Work required
Copy each line from the records below in which the word "Dezember" is found.

Input material
---------------

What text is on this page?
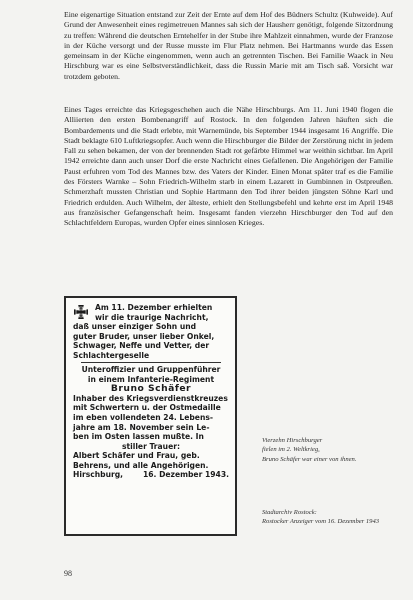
Eine eigenartige Situation entstand zur Zeit der Ernte auf dem Hof des Büdners Schultz (Kuhweide). Auf Grund der Anwesenheit eines regimetreuen Mannes sah sich der Hausherr genötigt, folgende Sitzordnung zu treffen: Während die deutschen Erntehelfer in der Stube ihre Mahlzeit einnahmen, wurde der Franzose in der Küche versorgt und der Russe musste im Flur Platz nehmen. Bei Hartmanns wurde das Essen gemeinsam in der Küche eingenommen, wenn auch an getrennten Tischen. Bei Familie Waack in Neu Hirschburg war es eine Selbstverständlichkeit, dass die Russin Marie mit am Tisch saß. Vorsicht war trotzdem geboten.

Eines Tages erreichte das Kriegsgeschehen auch die Nähe Hirschburgs. Am 11. Juni 1940 flogen die Alliierten den ersten Bombenangriff auf Rostock. In den folgenden Jahren häuften sich die Bombardements und die Stadt erlebte, mit Warnemünde, bis September 1944 insgesamt 16 Angriffe. Die Stadt beklagte 610 Luftkriegsopfer. Auch wenn die Hirschburger die Bilder der Zerstörung nicht in jedem Fall zu sehen bekamen, der von der brennenden Stadt rot gefärbte Himmel war weithin sichtbar. Im April 1942 erreichte dann auch unser Dorf die erste Nachricht eines Gefallenen. Die Angehörigen der Familie Paust erfuhren vom Tod des Mannes bzw. des Vaters der Kinder. Einen Monat später traf es die Familie des Försters Warnke – Sohn Friedrich-Wilhelm starb in einem Lazarett in Gumbinnen in Ostpreußen. Schmerzhaft mussten Christian und Sophie Hartmann den Tod ihrer beiden jüngsten Söhne Karl und Friedrich erdulden. Auch Wilhelm, der älteste, erhielt den Stellungsbefehl und kehrte erst im April 1948 aus französischer Gefangenschaft heim. Insgesamt fanden vierzehn Hirschburger den Tod auf den Schlachtfeldern Europas, wurden Opfer eines sinnlosen Krieges.

Am 11. Dezember erhielten
wir die traurige Nachricht,
daß unser einziger Sohn und
guter Bruder, unser lieber Onkel,
Schwager, Neffe und Vetter, der
Schlachtergeselle
Unteroffizier und Gruppenführer
in einem Infanterie-Regiment
Bruno Schäfer
Inhaber des Kriegsverdienstkreuzes
mit Schwertern u. der Ostmedaille
im eben vollendeten 24. Lebens-
jahre am 18. November sein Le-
ben im Osten lassen mußte. In
stiller Trauer:
Albert Schäfer und Frau, geb.
Behrens, und alle Angehörigen.
Hirschburg,	16. Dezember 1943.
Vierzehn Hirschburger
fielen im 2. Weltkrieg,
Bruno Schäfer war einer von ihnen.
Stadtarchiv Rostock:
Rostocker Anzeiger vom 16. Dezember 1943
98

---------------

Written response
Am 11. Dezember erhielten
Hirschburg,	16. Dezember 1943.
Rostocker Anzeiger vom 16. Dezember 1943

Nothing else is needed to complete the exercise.